◆ **AIM OF THE EXERCISE**: Reproduce the records. Keep every word exact and include no images.

(Stored entries)

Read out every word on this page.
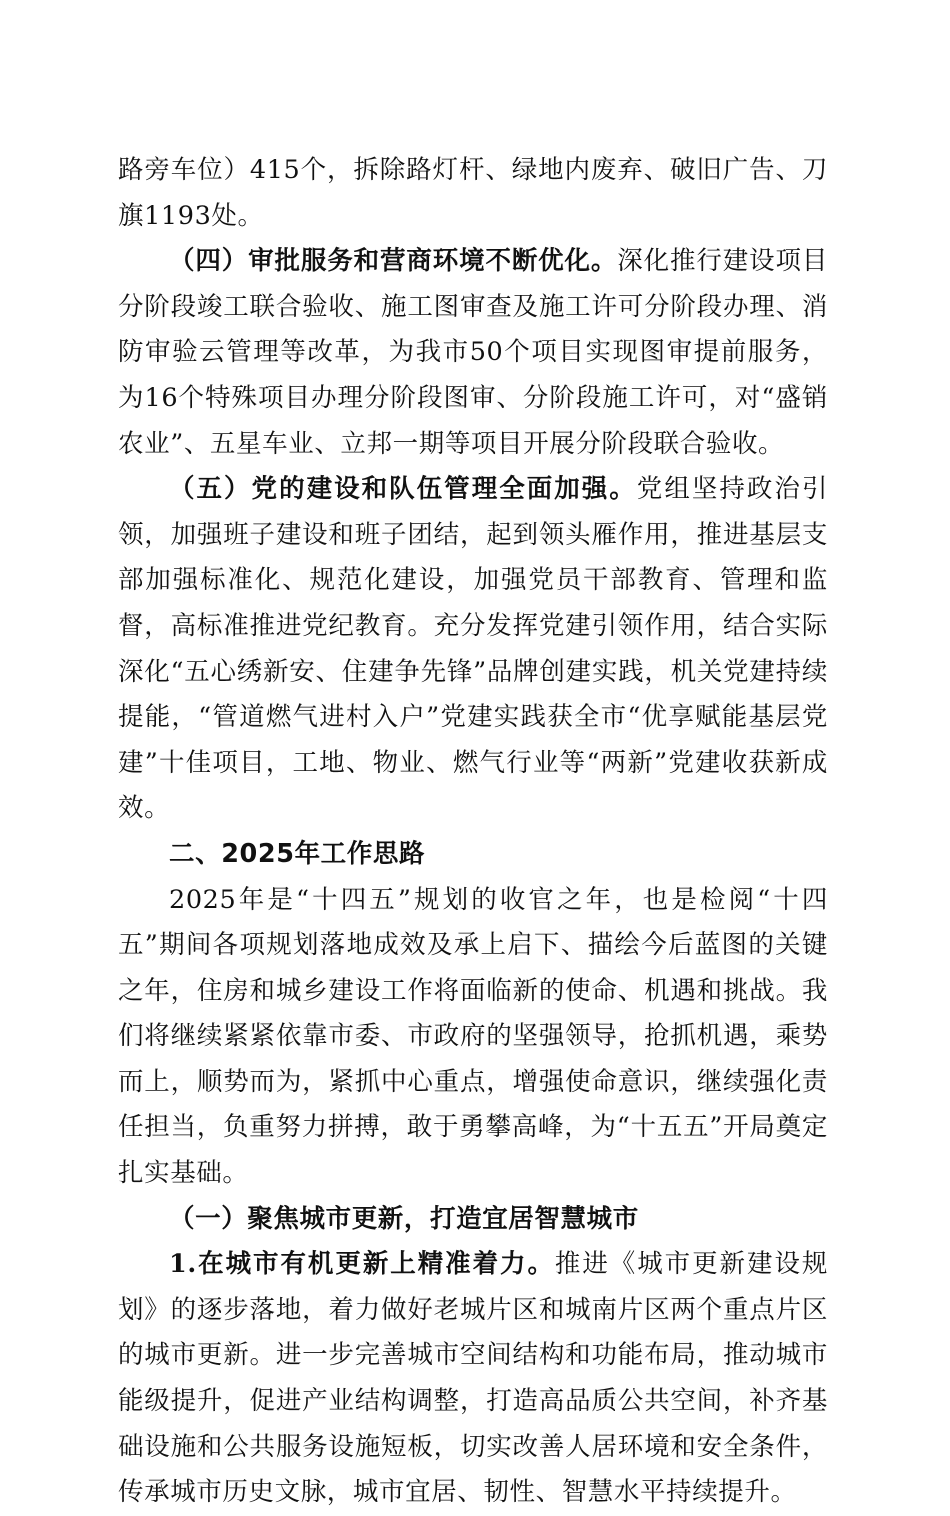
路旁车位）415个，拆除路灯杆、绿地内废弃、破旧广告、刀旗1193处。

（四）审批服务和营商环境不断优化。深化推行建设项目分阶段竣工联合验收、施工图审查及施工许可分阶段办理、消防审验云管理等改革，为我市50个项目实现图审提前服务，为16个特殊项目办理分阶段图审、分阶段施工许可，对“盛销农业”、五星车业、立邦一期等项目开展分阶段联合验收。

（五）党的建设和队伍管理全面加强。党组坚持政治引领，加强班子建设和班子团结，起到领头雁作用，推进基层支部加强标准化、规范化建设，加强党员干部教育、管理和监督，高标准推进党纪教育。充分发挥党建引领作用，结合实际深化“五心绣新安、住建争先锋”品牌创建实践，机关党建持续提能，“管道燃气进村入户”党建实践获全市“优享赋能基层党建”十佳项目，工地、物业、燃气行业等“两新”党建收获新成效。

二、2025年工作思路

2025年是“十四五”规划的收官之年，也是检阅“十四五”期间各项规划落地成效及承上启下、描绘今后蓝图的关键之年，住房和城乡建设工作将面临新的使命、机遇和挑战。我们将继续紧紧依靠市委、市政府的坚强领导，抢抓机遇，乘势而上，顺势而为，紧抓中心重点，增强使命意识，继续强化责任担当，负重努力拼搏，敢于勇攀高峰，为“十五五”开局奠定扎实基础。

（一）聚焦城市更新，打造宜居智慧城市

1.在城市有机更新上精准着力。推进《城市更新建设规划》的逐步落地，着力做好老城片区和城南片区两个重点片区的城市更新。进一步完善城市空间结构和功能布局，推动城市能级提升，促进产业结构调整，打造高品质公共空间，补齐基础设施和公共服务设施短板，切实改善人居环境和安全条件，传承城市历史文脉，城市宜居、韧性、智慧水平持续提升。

◆ **FINAL ANSWER**:
Read out every word on this page.
路旁车位）415个，拆除路灯杆、绿地内废弃、破旧广告、刀旗1193处。

（四）审批服务和营商环境不断优化。深化推行建设项目分阶段竣工联合验收、施工图审查及施工许可分阶段办理、消防审验云管理等改革，为我市50个项目实现图审提前服务，为16个特殊项目办理分阶段图审、分阶段施工许可，对“盛销农业”、五星车业、立邦一期等项目开展分阶段联合验收。

（五）党的建设和队伍管理全面加强。党组坚持政治引领，加强班子建设和班子团结，起到领头雁作用，推进基层支部加强标准化、规范化建设，加强党员干部教育、管理和监督，高标准推进党纪教育。充分发挥党建引领作用，结合实际深化“五心绣新安、住建争先锋”品牌创建实践，机关党建持续提能，“管道燃气进村入户”党建实践获全市“优享赋能基层党建”十佳项目，工地、物业、燃气行业等“两新”党建收获新成效。

二、2025年工作思路

2025年是“十四五”规划的收官之年，也是检阅“十四五”期间各项规划落地成效及承上启下、描绘今后蓝图的关键之年，住房和城乡建设工作将面临新的使命、机遇和挑战。我们将继续紧紧依靠市委、市政府的坚强领导，抢抓机遇，乘势而上，顺势而为，紧抓中心重点，增强使命意识，继续强化责任担当，负重努力拼搏，敢于勇攀高峰，为“十五五”开局奠定扎实基础。

（一）聚焦城市更新，打造宜居智慧城市

1.在城市有机更新上精准着力。推进《城市更新建设规划》的逐步落地，着力做好老城片区和城南片区两个重点片区的城市更新。进一步完善城市空间结构和功能布局，推动城市能级提升，促进产业结构调整，打造高品质公共空间，补齐基础设施和公共服务设施短板，切实改善人居环境和安全条件，传承城市历史文脉，城市宜居、韧性、智慧水平持续提升。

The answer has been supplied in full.